General characteristics
- Type: Topsail schooner or Barquentine
- Displacement: 720 long tons (730 t)
- Length: 60 m (196 ft 10 in) (oa)
- Beam: 8.90 m (29 ft 2 in)
- Height: 39.1 m (128 ft 3 in)
- Draught: 4.05 m (13 ft 3 in)
- Speed: 14.5 knots (26.9 km/h; 16.7 mph) (sail alone); 8.5–9 kn (15.7–16.7 km/h; 9.8–10.4 mph) (engine alone);
- Range: 3,000 nautical miles (5,600 km; 3,500 mi) at 9 kn (17 km/h; 10 mph); 4,600 nmi (8,500 km; 5,300 mi) at 6 kn (11 km/h; 6.9 mph);
- Crew: 156

= Jadran (training ship) =

Sailing ship for basic naval training

Jadran is a sailing ship for basic naval training built for the Yugoslav Royal Navy and currently in Montenegrin Navy service. A three-mast topsail schooner or barquentine with an auxiliary engine, Jadran was built in Hamburg, Germany between 1930 and 1933, and commissioned on 19 August 1933. Prior to World War II she completed seven long training cruises with trainees from the Yugoslav Naval Academy, including one to North America. As Yugoslavia was neutral at the outbreak of World War II, Jadran was able to conduct short cruises in the Adriatic Sea. In April 1941, Yugoslavia was invaded by the Axis powers, and Jadran was captured and renamed Marco Polo by the Italian Navy. She continued to be used as a training ship in the Adriatic, operating out of the Istrian port of Pola, and was featured in an Italian propaganda film.

During the Italian capitulation in September 1943 she was captured by the Germans while being refitted in Venice. Thereafter, the Germans utilised her as a stationary training ship and, in the final few months of the war, as a coal depot ship and floating bridge. Looted and dilapidated at the end of the war, she was returned to the new Socialist Federal Republic of Yugoslavia in 1946 and rebuilt as Jadran between 1947 and 1949. Between 1949 and 1991, training was mainly conducted in the Adriatic, and she undertook only five long-distance cruises. In 1984 she undertook her first long-distance cruise in two decades.

At the time that the Yugoslav Wars commenced in 1991, Jadran was undergoing a refit at Tivat in the Bay of Kotor, having been transferred from her home port of Split. During the wars she came under the control of rump Yugoslavia. The new state of Croatia requested her return, but this was refused. Her first cruise with the rump Yugoslav Navy was to Greece in 1997. In 2006, Montenegro became independent, and Jadran became a ship of the Montenegrin Navy. She sailed to the UK in 2005 for the 200th anniversary of the Battle of Trafalgar celebrations, and to Barcelona, Spain in 2008 for the World Conservation Congress.

Jadrans ownership remains disputed between Montenegro and Croatia. In December 2021, the two countries agreed to form an inter-governmental commission to resolve her future status.

==Background==

When the Royal Navy of the Kingdom of Serbs, Croats and Slovenes (from 1929, the Royal Navy of Yugoslavia) was formed in 1921, it did not have a sailing ship for basic naval training. This was seen as necessary for trainee officers and non-commissioned officers (NCOs) to learn basic shipboard skills before more advanced training on warships. While under the 1919 Treaty of Saint-Germain-en-Laye it received some ships from the defeated Austro-Hungarian Navy of World War I, that navy had not possessed a sailing ship for training either. The only ship of this type in service with the Kingdom of Serbs, Croats and Slovenes was Vila Velebita, which belonged to the merchant fleet, and operated out of the Royal Nautical School at Bakar. While Vila Velebita could be shared by the navy, this arrangement was not suitable due to the limited time she was available and because she was too small for their purposes.

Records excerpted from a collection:
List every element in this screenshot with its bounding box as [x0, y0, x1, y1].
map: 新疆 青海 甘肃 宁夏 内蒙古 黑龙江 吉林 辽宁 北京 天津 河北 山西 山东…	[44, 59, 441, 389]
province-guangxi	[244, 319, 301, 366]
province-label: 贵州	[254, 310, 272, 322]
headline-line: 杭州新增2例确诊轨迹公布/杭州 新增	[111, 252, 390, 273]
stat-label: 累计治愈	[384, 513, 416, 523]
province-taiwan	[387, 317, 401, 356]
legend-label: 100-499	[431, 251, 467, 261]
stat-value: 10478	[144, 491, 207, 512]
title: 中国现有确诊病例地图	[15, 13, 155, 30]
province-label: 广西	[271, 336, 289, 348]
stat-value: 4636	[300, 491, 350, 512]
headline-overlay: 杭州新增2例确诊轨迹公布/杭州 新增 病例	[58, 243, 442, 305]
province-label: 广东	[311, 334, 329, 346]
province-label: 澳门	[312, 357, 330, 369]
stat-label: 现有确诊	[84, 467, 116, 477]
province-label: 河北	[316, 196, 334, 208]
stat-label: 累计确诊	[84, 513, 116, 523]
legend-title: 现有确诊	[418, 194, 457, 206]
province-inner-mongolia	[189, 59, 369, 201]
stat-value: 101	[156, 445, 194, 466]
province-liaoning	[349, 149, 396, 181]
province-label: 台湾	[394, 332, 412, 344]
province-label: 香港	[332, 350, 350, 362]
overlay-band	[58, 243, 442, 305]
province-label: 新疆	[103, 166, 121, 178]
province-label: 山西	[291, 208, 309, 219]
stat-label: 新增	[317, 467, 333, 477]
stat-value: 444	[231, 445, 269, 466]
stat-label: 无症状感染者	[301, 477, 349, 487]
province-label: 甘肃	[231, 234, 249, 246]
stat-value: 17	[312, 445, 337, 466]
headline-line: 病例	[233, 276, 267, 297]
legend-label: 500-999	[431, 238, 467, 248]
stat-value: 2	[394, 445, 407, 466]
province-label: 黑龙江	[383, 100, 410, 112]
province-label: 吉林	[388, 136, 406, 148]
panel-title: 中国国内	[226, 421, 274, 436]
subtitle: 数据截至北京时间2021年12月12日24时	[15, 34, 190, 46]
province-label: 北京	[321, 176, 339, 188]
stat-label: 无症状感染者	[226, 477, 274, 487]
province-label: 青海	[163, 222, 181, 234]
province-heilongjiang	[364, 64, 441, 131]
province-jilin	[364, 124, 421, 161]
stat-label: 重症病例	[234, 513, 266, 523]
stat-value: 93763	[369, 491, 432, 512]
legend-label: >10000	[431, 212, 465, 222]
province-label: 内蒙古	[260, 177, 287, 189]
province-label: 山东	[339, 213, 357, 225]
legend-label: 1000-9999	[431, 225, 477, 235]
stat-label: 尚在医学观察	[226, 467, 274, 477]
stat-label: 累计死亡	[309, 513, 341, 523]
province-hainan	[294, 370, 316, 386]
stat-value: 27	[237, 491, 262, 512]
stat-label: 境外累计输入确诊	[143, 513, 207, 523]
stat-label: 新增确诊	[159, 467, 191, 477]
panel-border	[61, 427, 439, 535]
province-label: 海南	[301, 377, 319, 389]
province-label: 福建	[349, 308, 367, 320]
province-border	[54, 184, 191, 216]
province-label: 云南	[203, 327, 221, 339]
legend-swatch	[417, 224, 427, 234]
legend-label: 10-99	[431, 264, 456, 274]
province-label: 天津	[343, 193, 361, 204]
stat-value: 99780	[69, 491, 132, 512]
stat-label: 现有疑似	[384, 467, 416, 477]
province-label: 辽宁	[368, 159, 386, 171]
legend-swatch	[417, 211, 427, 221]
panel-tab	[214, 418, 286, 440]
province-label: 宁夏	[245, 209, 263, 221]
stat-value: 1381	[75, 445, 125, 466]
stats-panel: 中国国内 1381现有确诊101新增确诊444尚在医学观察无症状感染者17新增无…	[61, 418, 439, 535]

PARTS OF THE EXERCISE:
1. Check each statement against the Jadran text and mark it yes or no, quoting the exact words that decide it: (a) Jadran was commissioned on 19 August 1933. (b) The Italian Navy renamed her Vila Velebita. (c) In December 2021, Montenegro and Croatia agreed to form an inter-governmental commission about her.
2. Reproduce part of the Jadran text word for word, starting with "Jadrans ownership remains" and going on through "her future status.".

ANSWERS PROVIDED:
1.
(a) Yes: "commissioned on 19 August 1933"
(b) No: "Jadran was captured and renamed Marco Polo by the Italian Navy"
(c) Yes: "In December 2021, the two countries agreed to form an inter-governmental commission to resolve her future status."

2.
Jadrans ownership remains disputed between Montenegro and Croatia. In December 2021, the two countries agreed to form an inter-governmental commission to resolve her future status.